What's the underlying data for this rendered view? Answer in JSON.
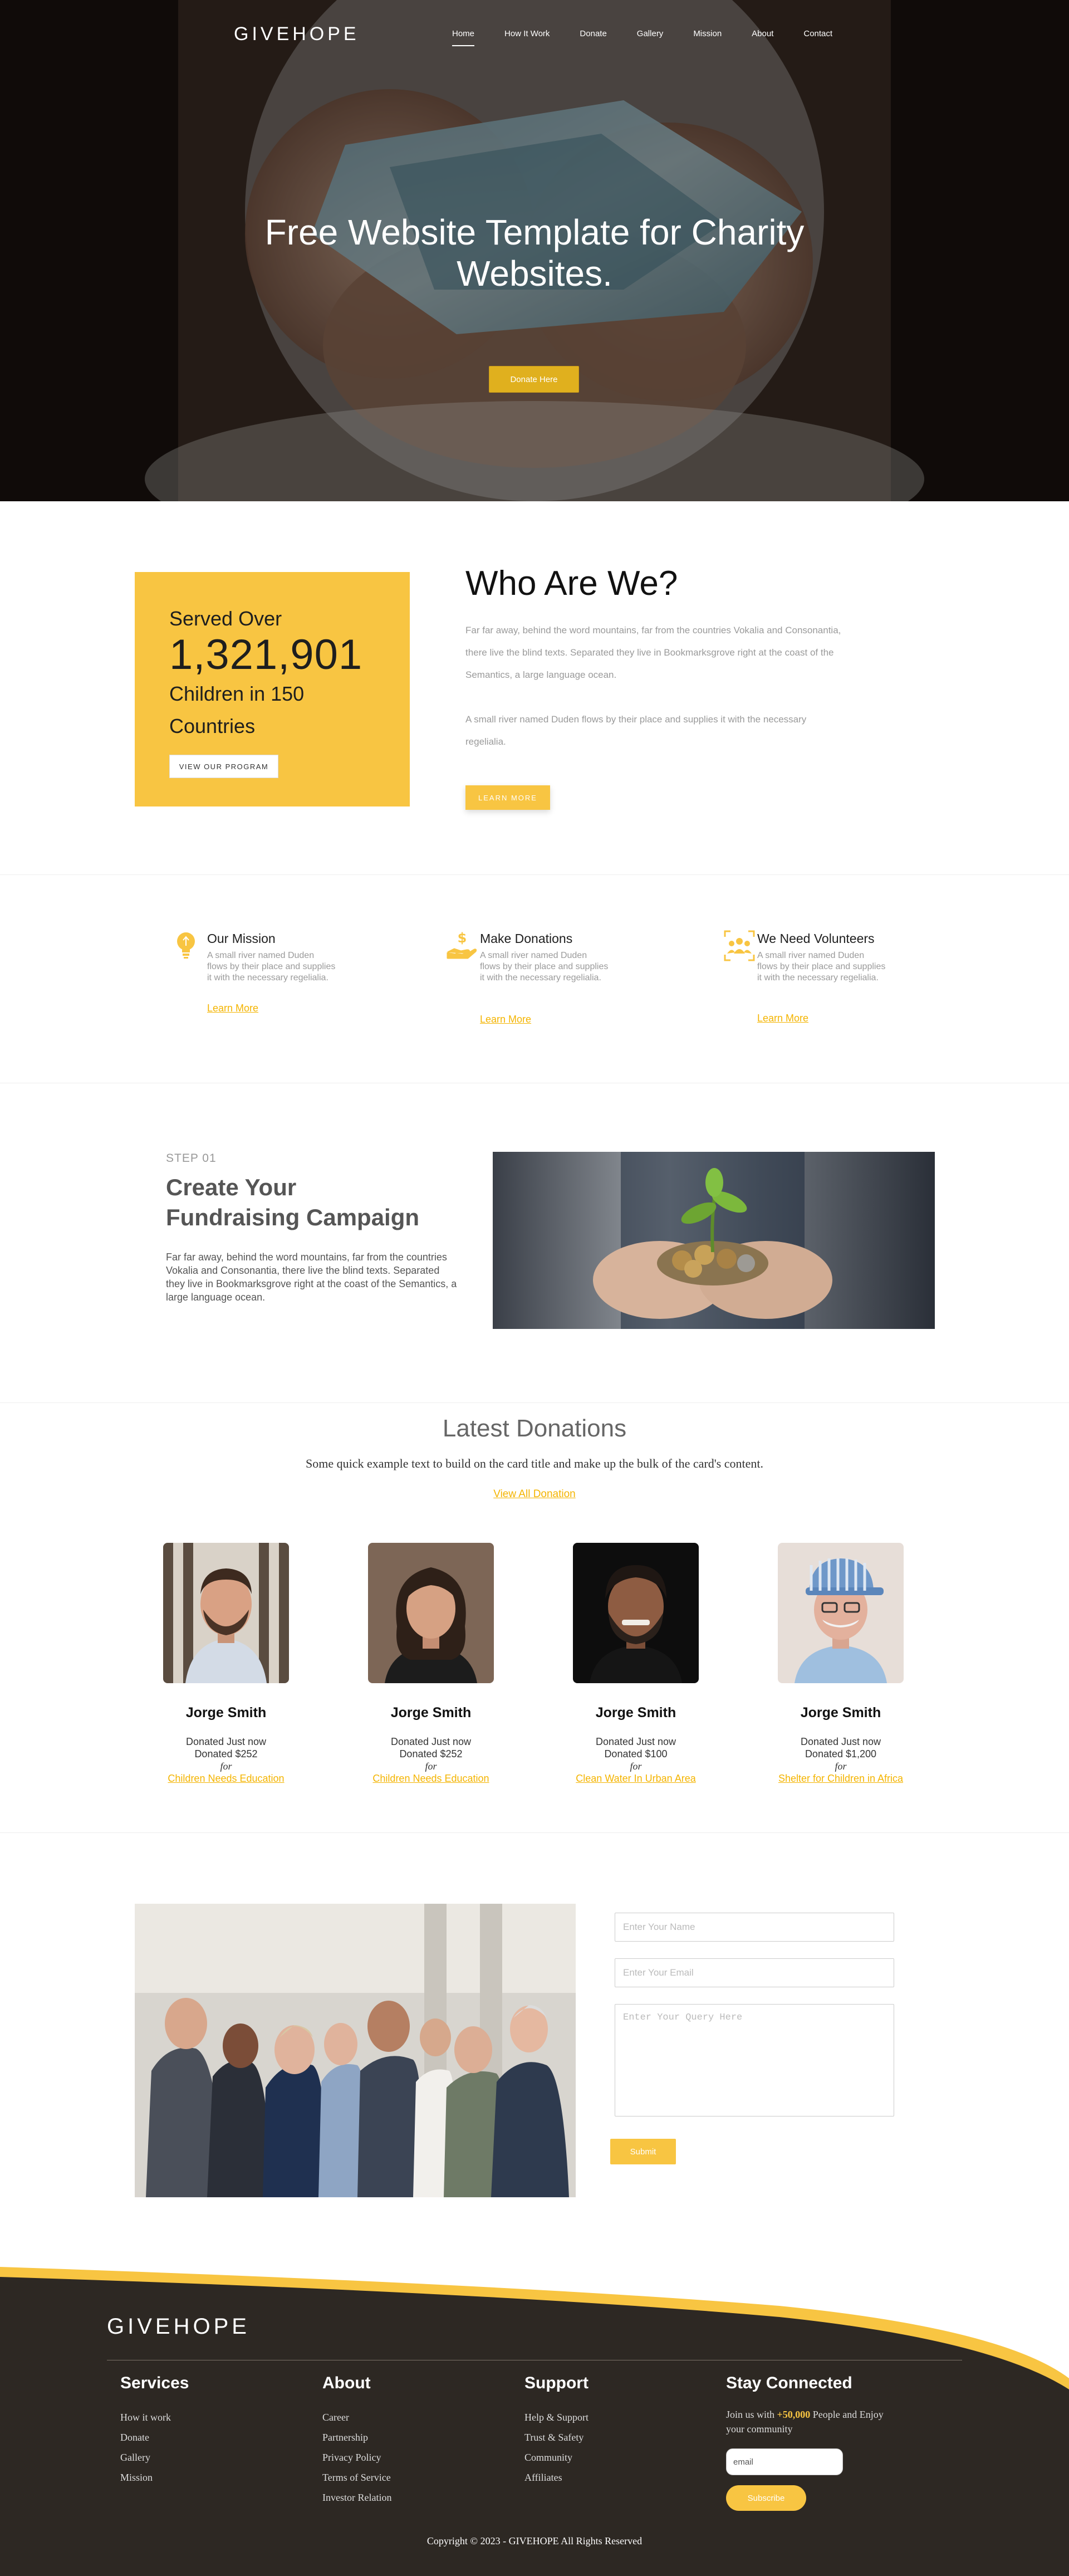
{
  "header": {
    "brand": "GIVEHOPE",
    "nav": [
      "Home",
      "How It Work",
      "Donate",
      "Gallery",
      "Mission",
      "About",
      "Contact"
    ],
    "active_nav": "Home"
  },
  "hero": {
    "title": "Free Website Template for Charity Websites.",
    "button": "Donate Here"
  },
  "who": {
    "served_line1": "Served Over",
    "served_number": "1,321,901",
    "served_line3": "Children in 150 Countries",
    "program_button": "VIEW OUR PROGRAM",
    "title": "Who Are We?",
    "para1": "Far far away, behind the word mountains, far from the countries Vokalia and Consonantia, there live the blind texts. Separated they live in Bookmarksgrove right at the coast of the Semantics, a large language ocean.",
    "para2": "A small river named Duden flows by their place and supplies it with the necessary regelialia.",
    "learn_button": "LEARN MORE"
  },
  "features": [
    {
      "icon": "lightbulb-icon",
      "title": "Our Mission",
      "text": "A small river named Duden flows by their place and supplies it with the necessary regelialia.",
      "link": "Learn More"
    },
    {
      "icon": "donation-hand-icon",
      "title": "Make Donations",
      "text": "A small river named Duden flows by their place and supplies it with the necessary regelialia.",
      "link": "Learn More"
    },
    {
      "icon": "volunteers-icon",
      "title": "We Need Volunteers",
      "text": "A small river named Duden flows by their place and supplies it with the necessary regelialia.",
      "link": "Learn More"
    }
  ],
  "step": {
    "label": "STEP 01",
    "title": "Create Your Fundraising Campaign",
    "text": "Far far away, behind the word mountains, far from the countries Vokalia and Consonantia, there live the blind texts. Separated they live in Bookmarksgrove right at the coast of the Semantics, a large language ocean."
  },
  "latest": {
    "title": "Latest Donations",
    "subtitle": "Some quick example text to build on the card title and make up the bulk of the card's content.",
    "link": "View All Donation",
    "donors": [
      {
        "name": "Jorge Smith",
        "line1": "Donated Just now",
        "amount": "Donated $252",
        "for": "for",
        "cause": "Children Needs Education"
      },
      {
        "name": "Jorge Smith",
        "line1": "Donated Just now",
        "amount": "Donated $252",
        "for": "for",
        "cause": "Children Needs Education"
      },
      {
        "name": "Jorge Smith",
        "line1": "Donated Just now",
        "amount": "Donated $100",
        "for": "for",
        "cause": "Clean Water In Urban Area"
      },
      {
        "name": "Jorge Smith",
        "line1": "Donated Just now",
        "amount": "Donated $1,200",
        "for": "for",
        "cause": "Shelter for Children in Africa"
      }
    ]
  },
  "contact": {
    "name_placeholder": "Enter Your Name",
    "email_placeholder": "Enter Your Email",
    "query_placeholder": "Enter Your Query Here",
    "submit": "Submit"
  },
  "footer": {
    "brand": "GIVEHOPE",
    "services": {
      "title": "Services",
      "links": [
        "How it work",
        "Donate",
        "Gallery",
        "Mission"
      ]
    },
    "about": {
      "title": "About",
      "links": [
        "Career",
        "Partnership",
        "Privacy Policy",
        "Terms of Service",
        "Investor Relation"
      ]
    },
    "support": {
      "title": "Support",
      "links": [
        "Help & Support",
        "Trust & Safety",
        "Community",
        "Affiliates"
      ]
    },
    "stay": {
      "title": "Stay Connected",
      "join_pre": "Join us with ",
      "join_count": "+50,000",
      "join_post": " People and Enjoy your community",
      "email_placeholder": "email",
      "subscribe": "Subscribe"
    },
    "copyright": "Copyright © 2023 - GIVEHOPE All Rights Reserved"
  },
  "colors": {
    "accent": "#f8c542",
    "accent_dark": "#e0b01e",
    "footer_bg": "#2d2823"
  }
}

++++++++++

◆ GIVEN TASK: Give the entries again word for word, but skip the pictures.

◆ RESULT FOR THIS TASK:
What's the underlying data for this rendered view? Answer in JSON.
{
  "header": {
    "brand": "GIVEHOPE",
    "nav": [
      "Home",
      "How It Work",
      "Donate",
      "Gallery",
      "Mission",
      "About",
      "Contact"
    ],
    "active_nav": "Home"
  },
  "hero": {
    "title": "Free Website Template for Charity Websites.",
    "button": "Donate Here"
  },
  "who": {
    "served_line1": "Served Over",
    "served_number": "1,321,901",
    "served_line3": "Children in 150 Countries",
    "program_button": "VIEW OUR PROGRAM",
    "title": "Who Are We?",
    "para1": "Far far away, behind the word mountains, far from the countries Vokalia and Consonantia, there live the blind texts. Separated they live in Bookmarksgrove right at the coast of the Semantics, a large language ocean.",
    "para2": "A small river named Duden flows by their place and supplies it with the necessary regelialia.",
    "learn_button": "LEARN MORE"
  },
  "features": [
    {
      "icon": "lightbulb-icon",
      "title": "Our Mission",
      "text": "A small river named Duden flows by their place and supplies it with the necessary regelialia.",
      "link": "Learn More"
    },
    {
      "icon": "donation-hand-icon",
      "title": "Make Donations",
      "text": "A small river named Duden flows by their place and supplies it with the necessary regelialia.",
      "link": "Learn More"
    },
    {
      "icon": "volunteers-icon",
      "title": "We Need Volunteers",
      "text": "A small river named Duden flows by their place and supplies it with the necessary regelialia.",
      "link": "Learn More"
    }
  ],
  "step": {
    "label": "STEP 01",
    "title": "Create Your Fundraising Campaign",
    "text": "Far far away, behind the word mountains, far from the countries Vokalia and Consonantia, there live the blind texts. Separated they live in Bookmarksgrove right at the coast of the Semantics, a large language ocean."
  },
  "latest": {
    "title": "Latest Donations",
    "subtitle": "Some quick example text to build on the card title and make up the bulk of the card's content.",
    "link": "View All Donation",
    "donors": [
      {
        "name": "Jorge Smith",
        "line1": "Donated Just now",
        "amount": "Donated $252",
        "for": "for",
        "cause": "Children Needs Education"
      },
      {
        "name": "Jorge Smith",
        "line1": "Donated Just now",
        "amount": "Donated $252",
        "for": "for",
        "cause": "Children Needs Education"
      },
      {
        "name": "Jorge Smith",
        "line1": "Donated Just now",
        "amount": "Donated $100",
        "for": "for",
        "cause": "Clean Water In Urban Area"
      },
      {
        "name": "Jorge Smith",
        "line1": "Donated Just now",
        "amount": "Donated $1,200",
        "for": "for",
        "cause": "Shelter for Children in Africa"
      }
    ]
  },
  "contact": {
    "name_placeholder": "Enter Your Name",
    "email_placeholder": "Enter Your Email",
    "query_placeholder": "Enter Your Query Here",
    "submit": "Submit"
  },
  "footer": {
    "brand": "GIVEHOPE",
    "services": {
      "title": "Services",
      "links": [
        "How it work",
        "Donate",
        "Gallery",
        "Mission"
      ]
    },
    "about": {
      "title": "About",
      "links": [
        "Career",
        "Partnership",
        "Privacy Policy",
        "Terms of Service",
        "Investor Relation"
      ]
    },
    "support": {
      "title": "Support",
      "links": [
        "Help & Support",
        "Trust & Safety",
        "Community",
        "Affiliates"
      ]
    },
    "stay": {
      "title": "Stay Connected",
      "join_pre": "Join us with ",
      "join_count": "+50,000",
      "join_post": " People and Enjoy your community",
      "email_placeholder": "email",
      "subscribe": "Subscribe"
    },
    "copyright": "Copyright © 2023 - GIVEHOPE All Rights Reserved"
  },
  "colors": {
    "accent": "#f8c542",
    "accent_dark": "#e0b01e",
    "footer_bg": "#2d2823"
  }
}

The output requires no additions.